##### Supplied passage #####

I'm going with purple just so mine can be easily distinguished from the actual studio model (LOL)...yeah, that will be the ONLY difference between the two... :freak: 

I remember some of my favorite pics of the ship, and I see purple in those pics...

like this one...
http://www.lcarscom.net/fsd/enterprise/1701/ent-2.jpg


----------



## klgonsneedbotox (Jun 8, 2005)

That's interesting because the old reflective decals for the original "smoothies" had an aluminum colored sticker for the outboard nacelles. Maybe they got something right after all!!! 

Brushed aluminum eh...I can deal with that...


----------



## Nova Designs (Oct 10, 2000)

Wow, those dual color cathode tubes are awesome! I'm definitely ordering a set of those. Thanks for the link.


----------



## Chuck_P.R. (Jun 8, 2003)

That's what I thought when I saw them. Original credit goes to Cloudwalker though.


----------



## StarshipClass (Aug 13, 2003)

Purple!

It's always bothered me that the nacelle grilles AND the deflector are the same color of blue in a lot of the shots.


----------



## Chuck_P.R. (Jun 8, 2003)

PerfesserCoffee said:


> Purple!
> 
> It's always bothered me that the nacelle grilles AND the deflector are the same color of blue in a lot of the shots.


Yep. Obviously it was changed at some point.
Wish I could find that thread that referenced when that occurred.
I recall someone saying it was changed out before production filming began. 

I'm personally more interested in seeing the ship as it was seen onscreen, rather than how it looked to a few dozen industry employees/fans who got to see it before the change.

But that's just my own personal preference.

Anyone who wants to can just go with the dual color violet/blue switchable CC's and change their minds and model's look whenever they want.


----------



## Chuck_P.R. (Jun 8, 2003)

Found the thread.

The subject starts to be covered at about post 12.

Here 'ya go:

http://www.hobbytalk.com/bbs1/showthread.php?p=1124260&highlight=purple#post1124260


----------



## Cloudwalker (Sep 25, 2004)

Chuck_P.R. said:


> Cloudwalker's solution still seems like the neatest one.
> Want to make it look like it looked onscreen, switch to blue.
> Want it purple, switch it to purple.
> 
> Thanks Cloudwalker!


You're welcome, Chuck! I get tons of ideas and helpful hints from everyone on this board, so I like to chime in with my two cents when I can.

#####

• _Exercise brief_:
In the forum thread above, what color was the sticker for the outboard nacelles on the old reflective decals for the original "smoothies"?

##### Dataset content #####

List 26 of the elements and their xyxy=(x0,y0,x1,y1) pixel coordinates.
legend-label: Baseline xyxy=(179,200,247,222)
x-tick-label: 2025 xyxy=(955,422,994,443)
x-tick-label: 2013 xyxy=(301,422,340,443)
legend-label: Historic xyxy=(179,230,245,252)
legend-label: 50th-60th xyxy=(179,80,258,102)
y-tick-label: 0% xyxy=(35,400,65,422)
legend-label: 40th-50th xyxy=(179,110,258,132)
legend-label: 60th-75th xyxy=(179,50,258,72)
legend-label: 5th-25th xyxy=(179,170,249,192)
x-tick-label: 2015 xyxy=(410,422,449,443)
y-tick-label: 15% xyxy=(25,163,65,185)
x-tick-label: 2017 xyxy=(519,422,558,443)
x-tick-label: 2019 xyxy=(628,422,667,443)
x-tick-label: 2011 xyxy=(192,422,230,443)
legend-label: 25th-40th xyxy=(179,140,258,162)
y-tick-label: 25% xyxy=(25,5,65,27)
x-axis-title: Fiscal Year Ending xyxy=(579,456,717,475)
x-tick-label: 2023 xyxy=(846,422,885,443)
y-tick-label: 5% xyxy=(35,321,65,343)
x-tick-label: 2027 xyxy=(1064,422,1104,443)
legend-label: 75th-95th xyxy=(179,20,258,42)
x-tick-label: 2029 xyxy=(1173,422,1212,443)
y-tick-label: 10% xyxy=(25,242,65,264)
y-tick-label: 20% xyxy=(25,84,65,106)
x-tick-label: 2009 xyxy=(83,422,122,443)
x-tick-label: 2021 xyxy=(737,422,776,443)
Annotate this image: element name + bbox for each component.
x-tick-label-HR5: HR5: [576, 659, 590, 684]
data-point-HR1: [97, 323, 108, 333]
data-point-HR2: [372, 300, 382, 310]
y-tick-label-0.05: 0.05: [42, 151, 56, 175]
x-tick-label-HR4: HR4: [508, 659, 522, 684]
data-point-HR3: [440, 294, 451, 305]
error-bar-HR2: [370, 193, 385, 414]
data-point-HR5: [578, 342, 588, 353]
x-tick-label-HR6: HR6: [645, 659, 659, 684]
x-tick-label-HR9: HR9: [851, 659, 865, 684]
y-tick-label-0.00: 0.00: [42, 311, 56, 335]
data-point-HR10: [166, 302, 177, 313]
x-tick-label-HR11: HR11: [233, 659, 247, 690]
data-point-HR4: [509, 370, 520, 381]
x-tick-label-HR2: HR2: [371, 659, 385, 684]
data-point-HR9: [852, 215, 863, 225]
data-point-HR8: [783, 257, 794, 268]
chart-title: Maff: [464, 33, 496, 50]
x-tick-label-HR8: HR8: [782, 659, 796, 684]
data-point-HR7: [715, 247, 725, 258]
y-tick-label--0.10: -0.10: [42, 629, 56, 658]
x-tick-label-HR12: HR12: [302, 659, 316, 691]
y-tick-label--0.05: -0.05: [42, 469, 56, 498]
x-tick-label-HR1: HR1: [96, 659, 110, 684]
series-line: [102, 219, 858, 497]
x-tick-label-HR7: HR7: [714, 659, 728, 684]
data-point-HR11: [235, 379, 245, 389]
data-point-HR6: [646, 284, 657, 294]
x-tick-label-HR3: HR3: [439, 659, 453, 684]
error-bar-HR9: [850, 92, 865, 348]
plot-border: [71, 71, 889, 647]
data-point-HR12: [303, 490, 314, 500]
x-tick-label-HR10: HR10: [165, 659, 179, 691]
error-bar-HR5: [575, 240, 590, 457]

#####

• _Solution_:
Aluminum colored.